■ **SHORT EXERCISE**
Repeat the listing that follows, character for character, minus the pictures.

════════════════

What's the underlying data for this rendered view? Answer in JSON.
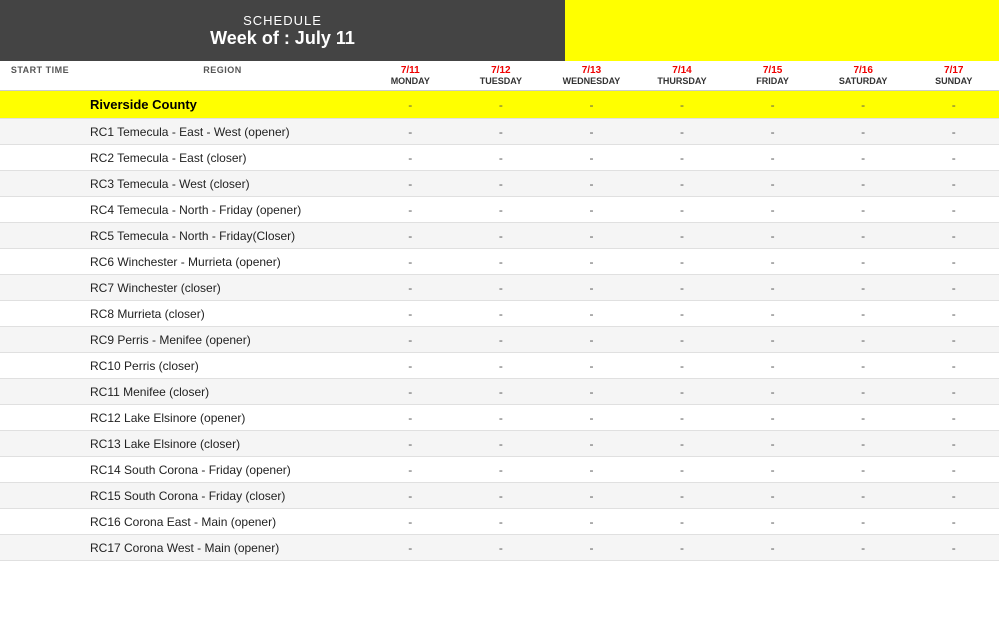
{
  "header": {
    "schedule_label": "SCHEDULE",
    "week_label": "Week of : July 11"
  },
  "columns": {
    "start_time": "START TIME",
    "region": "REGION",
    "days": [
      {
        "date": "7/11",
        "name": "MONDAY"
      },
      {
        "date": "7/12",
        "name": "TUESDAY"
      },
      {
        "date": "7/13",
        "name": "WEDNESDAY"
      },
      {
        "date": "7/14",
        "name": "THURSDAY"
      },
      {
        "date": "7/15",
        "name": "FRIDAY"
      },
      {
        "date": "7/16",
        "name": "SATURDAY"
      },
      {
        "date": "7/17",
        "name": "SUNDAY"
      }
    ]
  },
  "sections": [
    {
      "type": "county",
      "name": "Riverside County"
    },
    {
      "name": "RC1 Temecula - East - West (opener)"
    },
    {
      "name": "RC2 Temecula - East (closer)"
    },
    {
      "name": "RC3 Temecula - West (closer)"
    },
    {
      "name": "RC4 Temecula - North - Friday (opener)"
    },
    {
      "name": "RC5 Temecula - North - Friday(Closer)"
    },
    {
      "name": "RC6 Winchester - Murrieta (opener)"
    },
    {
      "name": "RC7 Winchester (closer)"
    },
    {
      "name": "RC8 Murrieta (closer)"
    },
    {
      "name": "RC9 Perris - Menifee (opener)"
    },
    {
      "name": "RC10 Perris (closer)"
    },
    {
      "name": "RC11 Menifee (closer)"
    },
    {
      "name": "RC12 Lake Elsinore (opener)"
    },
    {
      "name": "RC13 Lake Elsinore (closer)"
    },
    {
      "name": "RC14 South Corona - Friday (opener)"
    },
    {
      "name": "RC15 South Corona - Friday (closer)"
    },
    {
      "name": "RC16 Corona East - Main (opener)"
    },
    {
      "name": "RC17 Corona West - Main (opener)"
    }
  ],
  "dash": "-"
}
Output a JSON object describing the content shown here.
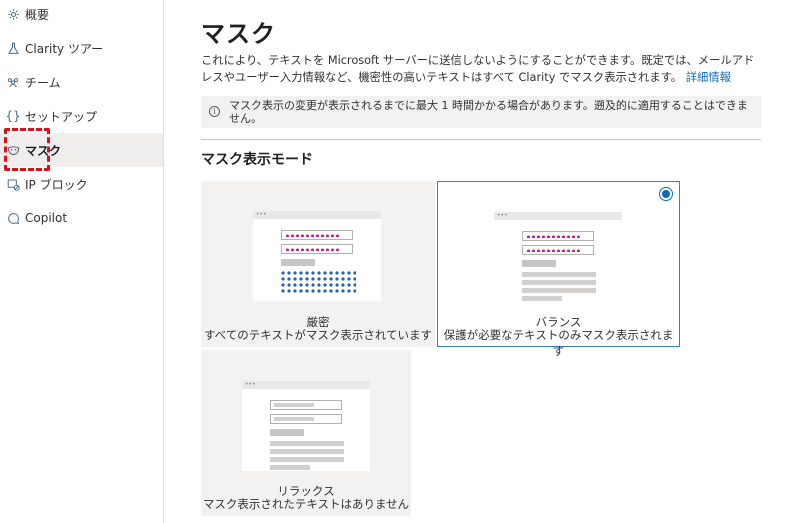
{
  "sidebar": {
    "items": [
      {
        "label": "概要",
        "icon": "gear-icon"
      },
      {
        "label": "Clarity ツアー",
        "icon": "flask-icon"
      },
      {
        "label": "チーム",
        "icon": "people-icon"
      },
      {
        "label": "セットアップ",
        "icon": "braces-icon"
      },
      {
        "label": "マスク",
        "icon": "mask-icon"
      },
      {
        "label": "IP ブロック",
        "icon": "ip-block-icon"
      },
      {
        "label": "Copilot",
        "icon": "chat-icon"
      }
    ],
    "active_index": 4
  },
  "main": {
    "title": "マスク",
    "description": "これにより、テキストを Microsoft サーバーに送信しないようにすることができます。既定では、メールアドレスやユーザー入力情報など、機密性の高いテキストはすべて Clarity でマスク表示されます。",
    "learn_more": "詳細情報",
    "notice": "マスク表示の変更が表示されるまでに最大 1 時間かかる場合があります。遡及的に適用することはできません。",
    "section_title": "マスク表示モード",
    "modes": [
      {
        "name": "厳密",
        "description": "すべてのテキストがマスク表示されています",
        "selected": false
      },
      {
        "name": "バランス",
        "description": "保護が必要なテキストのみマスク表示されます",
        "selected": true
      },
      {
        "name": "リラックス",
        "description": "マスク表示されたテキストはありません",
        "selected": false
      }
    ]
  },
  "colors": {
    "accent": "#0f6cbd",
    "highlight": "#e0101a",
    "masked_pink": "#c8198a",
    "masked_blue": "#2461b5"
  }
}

════════════════

■ **REPLY TO THE EXERCISE**
What's the underlying data for this rendered view? Answer in JSON.
{
  "header": {
    "schedule_label": "SCHEDULE",
    "week_label": "Week of : July 11"
  },
  "columns": {
    "start_time": "START TIME",
    "region": "REGION",
    "days": [
      {
        "date": "7/11",
        "name": "MONDAY"
      },
      {
        "date": "7/12",
        "name": "TUESDAY"
      },
      {
        "date": "7/13",
        "name": "WEDNESDAY"
      },
      {
        "date": "7/14",
        "name": "THURSDAY"
      },
      {
        "date": "7/15",
        "name": "FRIDAY"
      },
      {
        "date": "7/16",
        "name": "SATURDAY"
      },
      {
        "date": "7/17",
        "name": "SUNDAY"
      }
    ]
  },
  "sections": [
    {
      "type": "county",
      "name": "Riverside County"
    },
    {
      "name": "RC1 Temecula - East - West (opener)"
    },
    {
      "name": "RC2 Temecula - East (closer)"
    },
    {
      "name": "RC3 Temecula - West (closer)"
    },
    {
      "name": "RC4 Temecula - North - Friday (opener)"
    },
    {
      "name": "RC5 Temecula - North - Friday(Closer)"
    },
    {
      "name": "RC6 Winchester - Murrieta (opener)"
    },
    {
      "name": "RC7 Winchester (closer)"
    },
    {
      "name": "RC8 Murrieta (closer)"
    },
    {
      "name": "RC9 Perris - Menifee (opener)"
    },
    {
      "name": "RC10 Perris (closer)"
    },
    {
      "name": "RC11 Menifee (closer)"
    },
    {
      "name": "RC12 Lake Elsinore (opener)"
    },
    {
      "name": "RC13 Lake Elsinore (closer)"
    },
    {
      "name": "RC14 South Corona - Friday (opener)"
    },
    {
      "name": "RC15 South Corona - Friday (closer)"
    },
    {
      "name": "RC16 Corona East - Main (opener)"
    },
    {
      "name": "RC17 Corona West - Main (opener)"
    }
  ],
  "dash": "-"
}
Output a JSON object describing the content shown here.
{
  "sidebar": {
    "items": [
      {
        "label": "概要",
        "icon": "gear-icon"
      },
      {
        "label": "Clarity ツアー",
        "icon": "flask-icon"
      },
      {
        "label": "チーム",
        "icon": "people-icon"
      },
      {
        "label": "セットアップ",
        "icon": "braces-icon"
      },
      {
        "label": "マスク",
        "icon": "mask-icon"
      },
      {
        "label": "IP ブロック",
        "icon": "ip-block-icon"
      },
      {
        "label": "Copilot",
        "icon": "chat-icon"
      }
    ],
    "active_index": 4
  },
  "main": {
    "title": "マスク",
    "description": "これにより、テキストを Microsoft サーバーに送信しないようにすることができます。既定では、メールアドレスやユーザー入力情報など、機密性の高いテキストはすべて Clarity でマスク表示されます。",
    "learn_more": "詳細情報",
    "notice": "マスク表示の変更が表示されるまでに最大 1 時間かかる場合があります。遡及的に適用することはできません。",
    "section_title": "マスク表示モード",
    "modes": [
      {
        "name": "厳密",
        "description": "すべてのテキストがマスク表示されています",
        "selected": false
      },
      {
        "name": "バランス",
        "description": "保護が必要なテキストのみマスク表示されます",
        "selected": true
      },
      {
        "name": "リラックス",
        "description": "マスク表示されたテキストはありません",
        "selected": false
      }
    ]
  },
  "colors": {
    "accent": "#0f6cbd",
    "highlight": "#e0101a",
    "masked_pink": "#c8198a",
    "masked_blue": "#2461b5"
  }
}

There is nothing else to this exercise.